**Problems and tasks**
(1) In the news article about the law firm's ABS licence, what kind of claim did the Refund You brand handle when it first launched?
(2) Pick up the news article about the Liverpool law firm's Refund You brand and keep writing it from where it ends.

ABS hopes to build up consumer brand covering 14 types of claim


Rogers: brand benefiting from firm’s non-lawyer experts

A law firm has obtained an alternative business structure (ABS) licence as part of a strategy to build up its Refund You website-based consumer brand, which covers 14 areas of claims.

High Street Solicitors Limited, a Liverpool practice that has been running for over four years, was given its licence by the Solicitors Regulation Authority at the end of February, effective immediately.

The firm has three solicitors, three non-solicitor directors, and 11 fee-earners altogether. The 14 claims areas each have individual websites.

As well as road traffic and workplace personal injury, flight delay, tenancy deposit and housing disrepair claims, the firm also offers to help claimants including those who have been mis-sold cavity wall insulation, timeshares, investments, pensions, mortgages, and endowments.

The Refund You brand, launched in October, has expanded after initially dealing only with mis-sold payday loans.

Solicitor Sean Rogers, the ABS’s head of legal practice, told Legal Futures the payday loans and other sites have generated an excellent return on investment. “To be honest the success that we’ve had for the spend that we’ve made has been sensational.”

He added: “We believe we can create brands that become assets in their own right, so we’re not a law firm whose only assets are the files in the cabinets; [rather] the websites, the online structure, the brands that are ours, actually become major assets.”

Claims management companies (CMCs) have had success in building brands, he observed. To compete with them involved bringing in non-lawyers with expertise in digital marketing, social media, and online branding. With them, the firm could grow far beyond a traditional solicitors’ practice.

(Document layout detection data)
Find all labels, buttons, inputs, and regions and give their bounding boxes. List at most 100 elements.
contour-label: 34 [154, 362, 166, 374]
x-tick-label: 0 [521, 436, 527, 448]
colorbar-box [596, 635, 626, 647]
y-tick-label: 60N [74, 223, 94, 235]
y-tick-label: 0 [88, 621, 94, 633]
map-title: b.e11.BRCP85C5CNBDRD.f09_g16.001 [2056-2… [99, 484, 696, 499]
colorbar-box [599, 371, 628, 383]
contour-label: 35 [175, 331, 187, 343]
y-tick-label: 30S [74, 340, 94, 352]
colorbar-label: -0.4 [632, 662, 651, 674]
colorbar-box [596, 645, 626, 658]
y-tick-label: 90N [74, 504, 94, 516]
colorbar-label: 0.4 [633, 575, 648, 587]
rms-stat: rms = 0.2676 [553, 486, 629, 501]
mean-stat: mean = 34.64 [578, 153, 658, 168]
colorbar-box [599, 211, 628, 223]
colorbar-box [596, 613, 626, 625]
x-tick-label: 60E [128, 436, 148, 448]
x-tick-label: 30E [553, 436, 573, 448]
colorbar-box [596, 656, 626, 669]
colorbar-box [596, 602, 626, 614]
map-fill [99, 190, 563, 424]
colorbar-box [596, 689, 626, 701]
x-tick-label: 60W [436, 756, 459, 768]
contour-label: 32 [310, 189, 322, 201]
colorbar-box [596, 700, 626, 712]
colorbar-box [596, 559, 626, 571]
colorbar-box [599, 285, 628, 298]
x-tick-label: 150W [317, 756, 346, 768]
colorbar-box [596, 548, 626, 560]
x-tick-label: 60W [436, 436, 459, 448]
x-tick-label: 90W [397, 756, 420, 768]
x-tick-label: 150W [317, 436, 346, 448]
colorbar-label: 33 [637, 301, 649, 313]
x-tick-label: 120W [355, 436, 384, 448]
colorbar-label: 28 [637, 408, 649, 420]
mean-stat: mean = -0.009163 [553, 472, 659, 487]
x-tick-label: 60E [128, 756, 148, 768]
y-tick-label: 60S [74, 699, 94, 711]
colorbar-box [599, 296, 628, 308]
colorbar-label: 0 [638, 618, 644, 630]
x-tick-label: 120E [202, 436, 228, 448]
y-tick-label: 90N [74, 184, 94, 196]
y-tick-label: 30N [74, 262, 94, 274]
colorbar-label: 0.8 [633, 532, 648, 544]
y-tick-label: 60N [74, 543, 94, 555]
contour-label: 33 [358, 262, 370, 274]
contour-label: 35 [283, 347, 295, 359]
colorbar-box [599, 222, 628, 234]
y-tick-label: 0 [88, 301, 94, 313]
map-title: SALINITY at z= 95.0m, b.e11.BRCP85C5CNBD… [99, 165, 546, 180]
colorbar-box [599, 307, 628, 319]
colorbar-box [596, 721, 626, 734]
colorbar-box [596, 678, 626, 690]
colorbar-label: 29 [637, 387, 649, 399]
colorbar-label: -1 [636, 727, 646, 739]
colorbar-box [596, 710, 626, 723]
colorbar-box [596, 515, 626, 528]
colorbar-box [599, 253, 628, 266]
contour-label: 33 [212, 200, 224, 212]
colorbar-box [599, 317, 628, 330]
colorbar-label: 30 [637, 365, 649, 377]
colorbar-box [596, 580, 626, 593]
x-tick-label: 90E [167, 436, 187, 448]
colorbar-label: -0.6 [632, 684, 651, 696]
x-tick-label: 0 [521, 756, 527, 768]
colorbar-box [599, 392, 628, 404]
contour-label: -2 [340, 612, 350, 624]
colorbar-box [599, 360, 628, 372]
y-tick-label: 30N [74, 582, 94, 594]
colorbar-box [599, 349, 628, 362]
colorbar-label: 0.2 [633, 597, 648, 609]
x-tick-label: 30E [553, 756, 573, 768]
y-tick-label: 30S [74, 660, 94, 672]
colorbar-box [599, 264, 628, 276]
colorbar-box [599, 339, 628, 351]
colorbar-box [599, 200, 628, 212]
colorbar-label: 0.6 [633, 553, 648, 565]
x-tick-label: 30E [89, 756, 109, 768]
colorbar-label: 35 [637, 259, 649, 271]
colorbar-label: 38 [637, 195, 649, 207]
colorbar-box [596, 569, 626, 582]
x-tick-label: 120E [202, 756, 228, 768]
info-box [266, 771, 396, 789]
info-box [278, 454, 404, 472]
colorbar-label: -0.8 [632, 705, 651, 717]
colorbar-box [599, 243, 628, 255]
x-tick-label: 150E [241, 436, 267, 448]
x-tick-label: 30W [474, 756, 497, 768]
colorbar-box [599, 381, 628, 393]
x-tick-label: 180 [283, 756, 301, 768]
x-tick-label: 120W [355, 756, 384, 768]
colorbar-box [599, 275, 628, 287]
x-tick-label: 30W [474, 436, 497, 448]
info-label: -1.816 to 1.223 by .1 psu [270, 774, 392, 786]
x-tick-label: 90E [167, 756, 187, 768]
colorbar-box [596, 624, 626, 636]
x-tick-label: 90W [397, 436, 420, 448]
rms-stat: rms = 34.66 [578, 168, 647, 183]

**Task-by-task answers**
(1) Only mis-sold payday loans.

(2)
Having an ABS enabled the firm to offer them management positions, he said: “Our view is you can bring the right people in internally who then have a vested interest as a director and a shareholder in building up those brands.”

He continued: “A lot of clients are reluctant to contact law firms directly. A lot of clients maybe have the wrong impression of lawyers and law firms, and are maybe a bit nervous about contacting them… one thing the CMCs have been able to do is they’ve been quite cute with trading styles and with names”.

The firm has created what it has called the High Street Solicitors School of Excellence, which the firm’s website described as a “hub” that “powered” the Refund You brand.

Mr Rogers said the firm was training lawyers and non-lawyers alike. It had trained some 10 solicitors and numerous others, some of whom had gone on to careers in “big firms nationally”.

He said a longer-term aim of the business was to create a “community” around the brand involving the provision of information. This would help build client loyalty but also be useful to non-clients. He cited Martin Lewis’s MoneySavingExpert consumer rights website as a model that consumers trusted.